[BRIEF]
Exactly as they appear, output all of the entries.

Dataset rows:

== == ==

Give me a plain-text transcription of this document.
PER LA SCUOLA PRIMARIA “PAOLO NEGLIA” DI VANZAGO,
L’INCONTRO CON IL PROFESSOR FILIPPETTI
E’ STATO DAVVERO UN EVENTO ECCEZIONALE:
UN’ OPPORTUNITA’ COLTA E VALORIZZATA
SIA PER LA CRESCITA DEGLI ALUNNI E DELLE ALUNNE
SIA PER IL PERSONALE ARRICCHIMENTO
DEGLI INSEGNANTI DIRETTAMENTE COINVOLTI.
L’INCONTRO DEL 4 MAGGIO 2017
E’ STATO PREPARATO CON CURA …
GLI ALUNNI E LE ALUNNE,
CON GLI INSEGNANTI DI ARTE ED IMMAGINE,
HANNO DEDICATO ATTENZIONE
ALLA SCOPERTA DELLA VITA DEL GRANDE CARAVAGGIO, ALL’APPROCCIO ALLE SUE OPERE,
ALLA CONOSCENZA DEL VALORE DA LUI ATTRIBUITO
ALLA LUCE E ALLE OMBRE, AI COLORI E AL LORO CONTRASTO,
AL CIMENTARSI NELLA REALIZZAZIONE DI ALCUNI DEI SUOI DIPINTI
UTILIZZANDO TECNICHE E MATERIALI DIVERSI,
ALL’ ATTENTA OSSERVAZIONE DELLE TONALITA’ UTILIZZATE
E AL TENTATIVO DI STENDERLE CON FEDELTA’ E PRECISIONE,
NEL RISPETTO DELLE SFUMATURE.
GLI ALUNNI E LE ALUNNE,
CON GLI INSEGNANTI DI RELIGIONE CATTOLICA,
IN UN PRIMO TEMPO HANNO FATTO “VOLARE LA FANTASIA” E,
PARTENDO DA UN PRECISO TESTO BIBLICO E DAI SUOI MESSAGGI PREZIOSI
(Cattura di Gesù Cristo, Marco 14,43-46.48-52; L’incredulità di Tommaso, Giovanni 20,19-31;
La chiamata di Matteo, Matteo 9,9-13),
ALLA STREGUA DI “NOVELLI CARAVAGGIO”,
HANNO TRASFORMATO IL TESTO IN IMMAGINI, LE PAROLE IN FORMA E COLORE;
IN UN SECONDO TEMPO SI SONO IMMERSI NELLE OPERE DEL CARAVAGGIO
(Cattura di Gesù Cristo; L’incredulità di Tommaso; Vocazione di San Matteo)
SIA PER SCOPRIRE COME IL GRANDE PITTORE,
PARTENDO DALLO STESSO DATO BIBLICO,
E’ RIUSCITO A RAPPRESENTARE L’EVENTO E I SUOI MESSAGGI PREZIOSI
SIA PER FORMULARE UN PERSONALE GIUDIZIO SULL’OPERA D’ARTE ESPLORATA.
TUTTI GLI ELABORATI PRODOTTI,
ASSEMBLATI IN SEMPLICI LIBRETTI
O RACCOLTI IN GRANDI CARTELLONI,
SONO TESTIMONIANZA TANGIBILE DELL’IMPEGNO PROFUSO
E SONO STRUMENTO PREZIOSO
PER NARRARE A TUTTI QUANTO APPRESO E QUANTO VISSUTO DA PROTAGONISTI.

== == ==

[THE OUTPUT]
Give me a plain-text transcription of this document.
PER LA SCUOLA PRIMARIA “PAOLO NEGLIA” DI VANZAGO,
L’INCONTRO CON IL PROFESSOR FILIPPETTI
E’ STATO DAVVERO UN EVENTO ECCEZIONALE:
UN’ OPPORTUNITA’ COLTA E VALORIZZATA
SIA PER LA CRESCITA DEGLI ALUNNI E DELLE ALUNNE
SIA PER IL PERSONALE ARRICCHIMENTO
DEGLI INSEGNANTI DIRETTAMENTE COINVOLTI.
L’INCONTRO DEL 4 MAGGIO 2017
E’ STATO PREPARATO CON CURA …
GLI ALUNNI E LE ALUNNE,
CON GLI INSEGNANTI DI ARTE ED IMMAGINE,
HANNO DEDICATO ATTENZIONE
ALLA SCOPERTA DELLA VITA DEL GRANDE CARAVAGGIO, ALL’APPROCCIO ALLE SUE OPERE,
ALLA CONOSCENZA DEL VALORE DA LUI ATTRIBUITO
ALLA LUCE E ALLE OMBRE, AI COLORI E AL LORO CONTRASTO,
AL CIMENTARSI NELLA REALIZZAZIONE DI ALCUNI DEI SUOI DIPINTI
UTILIZZANDO TECNICHE E MATERIALI DIVERSI,
ALL’ ATTENTA OSSERVAZIONE DELLE TONALITA’ UTILIZZATE
E AL TENTATIVO DI STENDERLE CON FEDELTA’ E PRECISIONE,
NEL RISPETTO DELLE SFUMATURE.
GLI ALUNNI E LE ALUNNE,
CON GLI INSEGNANTI DI RELIGIONE CATTOLICA,
IN UN PRIMO TEMPO HANNO FATTO “VOLARE LA FANTASIA” E,
PARTENDO DA UN PRECISO TESTO BIBLICO E DAI SUOI MESSAGGI PREZIOSI
(Cattura di Gesù Cristo, Marco 14,43-46.48-52; L’incredulità di Tommaso, Giovanni 20,19-31;
La chiamata di Matteo, Matteo 9,9-13),
ALLA STREGUA DI “NOVELLI CARAVAGGIO”,
HANNO TRASFORMATO IL TESTO IN IMMAGINI, LE PAROLE IN FORMA E COLORE;
IN UN SECONDO TEMPO SI SONO IMMERSI NELLE OPERE DEL CARAVAGGIO
(Cattura di Gesù Cristo; L’incredulità di Tommaso; Vocazione di San Matteo)
SIA PER SCOPRIRE COME IL GRANDE PITTORE,
PARTENDO DALLO STESSO DATO BIBLICO,
E’ RIUSCITO A RAPPRESENTARE L’EVENTO E I SUOI MESSAGGI PREZIOSI
SIA PER FORMULARE UN PERSONALE GIUDIZIO SULL’OPERA D’ARTE ESPLORATA.
TUTTI GLI ELABORATI PRODOTTI,
ASSEMBLATI IN SEMPLICI LIBRETTI
O RACCOLTI IN GRANDI CARTELLONI,
SONO TESTIMONIANZA TANGIBILE DELL’IMPEGNO PROFUSO
E SONO STRUMENTO PREZIOSO
PER NARRARE A TUTTI QUANTO APPRESO E QUANTO VISSUTO DA PROTAGONISTI.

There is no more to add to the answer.